▸ Passage to read:
┏━━
Sudden Cardiac Death in Patients With HIV and Heart Failure

Study Questions:

What is the incidence of sudden cardiac death (SCD) among persons living with human immunodeficiency virus infection (PHIV) with heart failure (HF), who were hospitalized for HF, and the risk factors associated with it?

Methods:

This was a retrospective study of 2,578 patients hospitalized with HF from a single academic center, of whom 344 were PHIV. The primary outcome was SCD. SCD was defined using the standardized definition as death within 1 hour of onset of symptoms if witnessed or within 24 hours of being observed alive and asymptomatic if unwitnessed, or unexpected out-of-hospital death. Subgroup analyses were performed by strata of viral load (VL), and left ventricular ejection fraction (LVEF) <35%, 35-49%, and ≥50%. Categorical data were compared using the chi-square or the Fisher exact test. Survival curves were plotted using Kaplan-Meier curves. Univariate and multivariate analyses (Cox proportional hazard regression adjusting for confounding factors such as age, beta-blocker use, CD4 count, cocaine use, and history of coronary artery disease [CAD]), electrocardiographic parameters, and LVEF were performed to determine the association between covariates and the occurrence of SCD.
┗━━
▸ About this task:
Please reproduce the study summary on sudden cardiac death in patients with HIV and heart failure word for word, from its title through the end of its methods.

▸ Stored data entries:
┏━━
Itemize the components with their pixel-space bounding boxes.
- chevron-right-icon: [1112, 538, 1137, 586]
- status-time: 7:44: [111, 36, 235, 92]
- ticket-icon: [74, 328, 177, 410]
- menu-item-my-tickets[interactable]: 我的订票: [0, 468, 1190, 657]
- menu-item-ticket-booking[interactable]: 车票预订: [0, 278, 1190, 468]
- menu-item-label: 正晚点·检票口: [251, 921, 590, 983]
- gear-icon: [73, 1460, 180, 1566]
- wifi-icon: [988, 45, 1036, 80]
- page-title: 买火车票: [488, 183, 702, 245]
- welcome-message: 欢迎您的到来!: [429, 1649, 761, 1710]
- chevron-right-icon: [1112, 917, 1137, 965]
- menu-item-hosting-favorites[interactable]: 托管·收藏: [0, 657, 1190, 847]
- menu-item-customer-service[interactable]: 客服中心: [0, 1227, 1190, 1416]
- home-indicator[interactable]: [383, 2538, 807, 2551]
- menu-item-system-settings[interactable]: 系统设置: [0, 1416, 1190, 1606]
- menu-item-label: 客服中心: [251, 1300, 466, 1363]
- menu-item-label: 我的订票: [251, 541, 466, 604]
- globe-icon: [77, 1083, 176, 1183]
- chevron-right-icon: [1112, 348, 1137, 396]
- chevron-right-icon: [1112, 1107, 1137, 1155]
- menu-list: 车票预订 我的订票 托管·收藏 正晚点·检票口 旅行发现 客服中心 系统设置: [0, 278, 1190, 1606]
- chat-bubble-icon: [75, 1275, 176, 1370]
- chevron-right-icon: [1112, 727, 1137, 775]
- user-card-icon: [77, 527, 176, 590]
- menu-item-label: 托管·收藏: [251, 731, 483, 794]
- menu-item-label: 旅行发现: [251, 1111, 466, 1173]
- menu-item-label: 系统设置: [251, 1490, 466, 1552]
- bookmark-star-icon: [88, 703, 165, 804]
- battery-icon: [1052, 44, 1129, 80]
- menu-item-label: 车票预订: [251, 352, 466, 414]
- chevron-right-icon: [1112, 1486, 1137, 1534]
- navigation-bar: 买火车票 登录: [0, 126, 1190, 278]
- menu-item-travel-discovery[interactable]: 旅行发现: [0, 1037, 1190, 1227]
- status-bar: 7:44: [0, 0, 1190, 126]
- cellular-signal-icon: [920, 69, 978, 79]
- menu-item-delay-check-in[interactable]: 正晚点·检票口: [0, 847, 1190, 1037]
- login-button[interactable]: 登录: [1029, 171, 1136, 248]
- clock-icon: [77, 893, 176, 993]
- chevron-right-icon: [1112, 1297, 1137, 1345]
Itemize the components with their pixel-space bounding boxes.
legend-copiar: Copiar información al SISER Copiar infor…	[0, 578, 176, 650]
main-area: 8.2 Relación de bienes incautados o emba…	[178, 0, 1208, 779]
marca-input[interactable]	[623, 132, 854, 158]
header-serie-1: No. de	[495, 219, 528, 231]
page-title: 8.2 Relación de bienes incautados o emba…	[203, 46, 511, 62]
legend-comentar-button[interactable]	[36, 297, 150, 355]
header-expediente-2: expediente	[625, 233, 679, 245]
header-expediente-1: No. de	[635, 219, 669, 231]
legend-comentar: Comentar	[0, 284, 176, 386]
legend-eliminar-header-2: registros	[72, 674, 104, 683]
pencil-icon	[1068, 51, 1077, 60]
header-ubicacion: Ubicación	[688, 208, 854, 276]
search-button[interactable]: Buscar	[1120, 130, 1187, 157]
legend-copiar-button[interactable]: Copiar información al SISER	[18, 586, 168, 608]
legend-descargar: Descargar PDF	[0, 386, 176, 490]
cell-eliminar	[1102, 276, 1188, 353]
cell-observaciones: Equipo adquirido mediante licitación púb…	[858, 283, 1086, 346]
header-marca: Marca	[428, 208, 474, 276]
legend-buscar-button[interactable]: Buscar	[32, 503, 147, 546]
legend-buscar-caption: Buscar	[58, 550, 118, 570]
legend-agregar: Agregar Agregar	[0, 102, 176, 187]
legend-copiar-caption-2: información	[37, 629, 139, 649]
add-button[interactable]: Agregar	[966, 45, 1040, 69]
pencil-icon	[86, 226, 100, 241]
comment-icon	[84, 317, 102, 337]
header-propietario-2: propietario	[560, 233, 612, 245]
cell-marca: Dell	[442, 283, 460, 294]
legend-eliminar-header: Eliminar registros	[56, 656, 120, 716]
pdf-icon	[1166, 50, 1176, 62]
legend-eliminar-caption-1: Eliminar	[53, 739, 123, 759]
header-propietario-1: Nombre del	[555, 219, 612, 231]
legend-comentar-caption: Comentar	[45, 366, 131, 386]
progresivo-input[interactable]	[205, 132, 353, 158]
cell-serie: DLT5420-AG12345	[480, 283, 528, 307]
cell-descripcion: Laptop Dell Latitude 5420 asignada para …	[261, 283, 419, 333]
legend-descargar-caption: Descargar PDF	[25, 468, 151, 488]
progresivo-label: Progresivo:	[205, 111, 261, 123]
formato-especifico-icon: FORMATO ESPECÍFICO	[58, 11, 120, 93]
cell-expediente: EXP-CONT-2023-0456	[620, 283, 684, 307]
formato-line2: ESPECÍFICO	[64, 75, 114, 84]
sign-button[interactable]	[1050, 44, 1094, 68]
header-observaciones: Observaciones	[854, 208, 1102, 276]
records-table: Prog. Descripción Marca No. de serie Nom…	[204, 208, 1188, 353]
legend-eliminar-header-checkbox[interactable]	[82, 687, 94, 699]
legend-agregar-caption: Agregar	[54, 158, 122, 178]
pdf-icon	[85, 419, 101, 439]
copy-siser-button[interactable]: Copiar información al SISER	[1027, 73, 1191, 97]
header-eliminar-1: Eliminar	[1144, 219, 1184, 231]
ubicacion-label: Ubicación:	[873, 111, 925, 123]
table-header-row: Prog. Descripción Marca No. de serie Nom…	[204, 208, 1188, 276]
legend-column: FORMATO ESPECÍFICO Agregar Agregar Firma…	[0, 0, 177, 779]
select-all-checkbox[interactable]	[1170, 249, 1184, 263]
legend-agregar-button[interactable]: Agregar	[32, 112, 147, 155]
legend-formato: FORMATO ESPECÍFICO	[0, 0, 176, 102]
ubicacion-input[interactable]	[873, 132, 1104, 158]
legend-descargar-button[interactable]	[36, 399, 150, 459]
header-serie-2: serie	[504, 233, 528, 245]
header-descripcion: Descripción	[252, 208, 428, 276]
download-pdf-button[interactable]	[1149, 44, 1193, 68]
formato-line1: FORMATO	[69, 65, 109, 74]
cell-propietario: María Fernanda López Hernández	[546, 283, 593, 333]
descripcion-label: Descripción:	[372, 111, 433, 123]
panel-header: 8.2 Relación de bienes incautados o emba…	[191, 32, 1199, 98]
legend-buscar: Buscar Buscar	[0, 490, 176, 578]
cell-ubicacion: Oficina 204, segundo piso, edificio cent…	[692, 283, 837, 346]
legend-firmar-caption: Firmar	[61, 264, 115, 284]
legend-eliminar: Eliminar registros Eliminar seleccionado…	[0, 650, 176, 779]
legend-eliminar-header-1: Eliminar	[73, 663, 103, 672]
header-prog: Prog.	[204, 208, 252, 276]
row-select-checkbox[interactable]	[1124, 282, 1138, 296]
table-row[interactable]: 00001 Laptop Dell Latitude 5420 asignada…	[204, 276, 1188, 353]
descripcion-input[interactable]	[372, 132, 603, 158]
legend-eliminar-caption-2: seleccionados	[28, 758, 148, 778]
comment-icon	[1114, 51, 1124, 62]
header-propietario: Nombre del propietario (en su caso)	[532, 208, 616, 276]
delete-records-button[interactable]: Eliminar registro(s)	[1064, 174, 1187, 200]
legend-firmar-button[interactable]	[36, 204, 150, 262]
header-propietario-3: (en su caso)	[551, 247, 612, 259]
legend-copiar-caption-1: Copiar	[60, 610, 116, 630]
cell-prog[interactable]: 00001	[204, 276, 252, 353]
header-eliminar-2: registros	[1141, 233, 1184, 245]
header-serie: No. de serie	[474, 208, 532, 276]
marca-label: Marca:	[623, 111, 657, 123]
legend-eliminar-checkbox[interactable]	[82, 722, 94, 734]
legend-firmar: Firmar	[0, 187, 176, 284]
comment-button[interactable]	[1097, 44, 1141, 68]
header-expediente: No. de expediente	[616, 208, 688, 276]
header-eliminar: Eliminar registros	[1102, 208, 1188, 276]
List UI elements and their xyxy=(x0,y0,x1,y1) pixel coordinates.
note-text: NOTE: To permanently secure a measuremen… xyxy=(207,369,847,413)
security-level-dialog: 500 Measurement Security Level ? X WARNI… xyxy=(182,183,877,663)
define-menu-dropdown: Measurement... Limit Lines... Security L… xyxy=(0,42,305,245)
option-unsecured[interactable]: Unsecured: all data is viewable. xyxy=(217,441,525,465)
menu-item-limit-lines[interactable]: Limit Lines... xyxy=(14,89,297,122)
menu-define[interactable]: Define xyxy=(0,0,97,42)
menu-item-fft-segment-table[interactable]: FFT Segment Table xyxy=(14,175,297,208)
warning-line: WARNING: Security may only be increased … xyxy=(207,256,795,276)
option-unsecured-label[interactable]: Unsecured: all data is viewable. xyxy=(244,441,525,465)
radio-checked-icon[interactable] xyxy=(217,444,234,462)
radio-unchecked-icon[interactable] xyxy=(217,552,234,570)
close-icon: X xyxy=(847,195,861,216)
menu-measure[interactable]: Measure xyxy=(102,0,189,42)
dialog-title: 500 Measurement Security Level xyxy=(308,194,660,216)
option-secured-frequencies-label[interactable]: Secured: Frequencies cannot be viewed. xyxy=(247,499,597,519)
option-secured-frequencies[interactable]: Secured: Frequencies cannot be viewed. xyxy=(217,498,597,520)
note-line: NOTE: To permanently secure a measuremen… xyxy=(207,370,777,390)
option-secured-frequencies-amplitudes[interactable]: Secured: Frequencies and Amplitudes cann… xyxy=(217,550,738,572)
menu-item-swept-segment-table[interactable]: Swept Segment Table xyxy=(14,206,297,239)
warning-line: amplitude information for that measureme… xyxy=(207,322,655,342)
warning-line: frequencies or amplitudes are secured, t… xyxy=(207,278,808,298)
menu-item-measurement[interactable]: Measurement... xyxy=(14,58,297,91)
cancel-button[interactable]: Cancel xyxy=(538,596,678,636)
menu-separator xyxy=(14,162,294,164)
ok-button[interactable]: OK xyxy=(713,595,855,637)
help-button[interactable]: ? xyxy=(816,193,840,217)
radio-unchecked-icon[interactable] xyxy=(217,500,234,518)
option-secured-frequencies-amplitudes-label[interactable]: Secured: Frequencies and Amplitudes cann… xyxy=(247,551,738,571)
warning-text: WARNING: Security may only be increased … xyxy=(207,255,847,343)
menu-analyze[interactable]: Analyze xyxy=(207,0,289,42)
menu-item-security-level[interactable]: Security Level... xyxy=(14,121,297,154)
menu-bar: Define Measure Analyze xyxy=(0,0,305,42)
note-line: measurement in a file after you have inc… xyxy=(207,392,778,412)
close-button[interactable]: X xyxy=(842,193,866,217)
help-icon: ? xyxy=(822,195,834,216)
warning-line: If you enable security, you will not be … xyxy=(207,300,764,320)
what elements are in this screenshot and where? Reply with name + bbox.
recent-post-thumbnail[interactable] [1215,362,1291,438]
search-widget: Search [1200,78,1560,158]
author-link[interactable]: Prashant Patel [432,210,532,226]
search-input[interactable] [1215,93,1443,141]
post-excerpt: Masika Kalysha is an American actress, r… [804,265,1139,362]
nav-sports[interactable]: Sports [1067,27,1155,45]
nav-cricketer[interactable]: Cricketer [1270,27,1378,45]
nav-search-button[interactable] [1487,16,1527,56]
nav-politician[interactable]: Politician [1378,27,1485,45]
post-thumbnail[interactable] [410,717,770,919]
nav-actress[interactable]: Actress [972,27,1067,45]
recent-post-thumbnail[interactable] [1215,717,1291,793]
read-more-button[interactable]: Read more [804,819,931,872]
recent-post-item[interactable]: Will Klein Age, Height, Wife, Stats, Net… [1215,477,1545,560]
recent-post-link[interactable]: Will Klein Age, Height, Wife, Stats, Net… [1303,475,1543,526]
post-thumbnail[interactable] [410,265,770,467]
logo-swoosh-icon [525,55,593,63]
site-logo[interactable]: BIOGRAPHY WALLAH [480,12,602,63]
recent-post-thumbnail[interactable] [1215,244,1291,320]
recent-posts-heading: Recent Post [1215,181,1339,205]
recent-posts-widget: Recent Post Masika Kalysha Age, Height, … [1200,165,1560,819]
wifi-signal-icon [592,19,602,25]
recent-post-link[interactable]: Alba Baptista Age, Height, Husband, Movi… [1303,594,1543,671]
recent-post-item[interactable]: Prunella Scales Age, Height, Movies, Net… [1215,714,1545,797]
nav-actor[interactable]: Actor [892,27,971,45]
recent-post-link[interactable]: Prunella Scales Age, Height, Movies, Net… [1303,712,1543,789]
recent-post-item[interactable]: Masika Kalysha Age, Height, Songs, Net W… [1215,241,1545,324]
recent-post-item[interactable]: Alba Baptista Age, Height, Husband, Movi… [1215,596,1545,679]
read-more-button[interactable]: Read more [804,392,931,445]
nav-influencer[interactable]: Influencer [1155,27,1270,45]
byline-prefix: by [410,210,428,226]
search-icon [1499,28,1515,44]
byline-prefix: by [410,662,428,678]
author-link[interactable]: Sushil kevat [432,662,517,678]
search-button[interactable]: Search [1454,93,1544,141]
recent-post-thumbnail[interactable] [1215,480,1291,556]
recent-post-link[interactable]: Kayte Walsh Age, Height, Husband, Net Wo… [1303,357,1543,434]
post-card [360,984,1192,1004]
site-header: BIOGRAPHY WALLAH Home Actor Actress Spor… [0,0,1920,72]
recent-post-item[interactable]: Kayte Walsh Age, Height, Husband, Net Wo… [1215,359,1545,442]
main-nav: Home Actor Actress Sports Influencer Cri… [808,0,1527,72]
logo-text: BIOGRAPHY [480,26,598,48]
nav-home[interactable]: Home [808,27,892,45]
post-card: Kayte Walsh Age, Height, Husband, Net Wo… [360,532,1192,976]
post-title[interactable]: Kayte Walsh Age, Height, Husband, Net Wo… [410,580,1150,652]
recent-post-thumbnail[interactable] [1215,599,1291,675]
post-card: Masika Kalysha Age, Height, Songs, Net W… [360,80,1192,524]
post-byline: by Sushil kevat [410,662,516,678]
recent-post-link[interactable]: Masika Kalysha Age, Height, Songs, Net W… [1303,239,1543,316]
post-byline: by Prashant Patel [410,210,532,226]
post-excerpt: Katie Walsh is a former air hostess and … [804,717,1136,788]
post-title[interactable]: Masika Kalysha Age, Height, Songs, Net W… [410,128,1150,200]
┗━━
▸ Exercise answer:
Sudden Cardiac Death in Patients With HIV and Heart Failure

Study Questions:

What is the incidence of sudden cardiac death (SCD) among persons living with human immunodeficiency virus infection (PHIV) with heart failure (HF), who were hospitalized for HF, and the risk factors associated with it?

Methods:

This was a retrospective study of 2,578 patients hospitalized with HF from a single academic center, of whom 344 were PHIV. The primary outcome was SCD. SCD was defined using the standardized definition as death within 1 hour of onset of symptoms if witnessed or within 24 hours of being observed alive and asymptomatic if unwitnessed, or unexpected out-of-hospital death. Subgroup analyses were performed by strata of viral load (VL), and left ventricular ejection fraction (LVEF) <35%, 35-49%, and ≥50%. Categorical data were compared using the chi-square or the Fisher exact test. Survival curves were plotted using Kaplan-Meier curves. Univariate and multivariate analyses (Cox proportional hazard regression adjusting for confounding factors such as age, beta-blocker use, CD4 count, cocaine use, and history of coronary artery disease [CAD]), electrocardiographic parameters, and LVEF were performed to determine the association between covariates and the occurrence of SCD.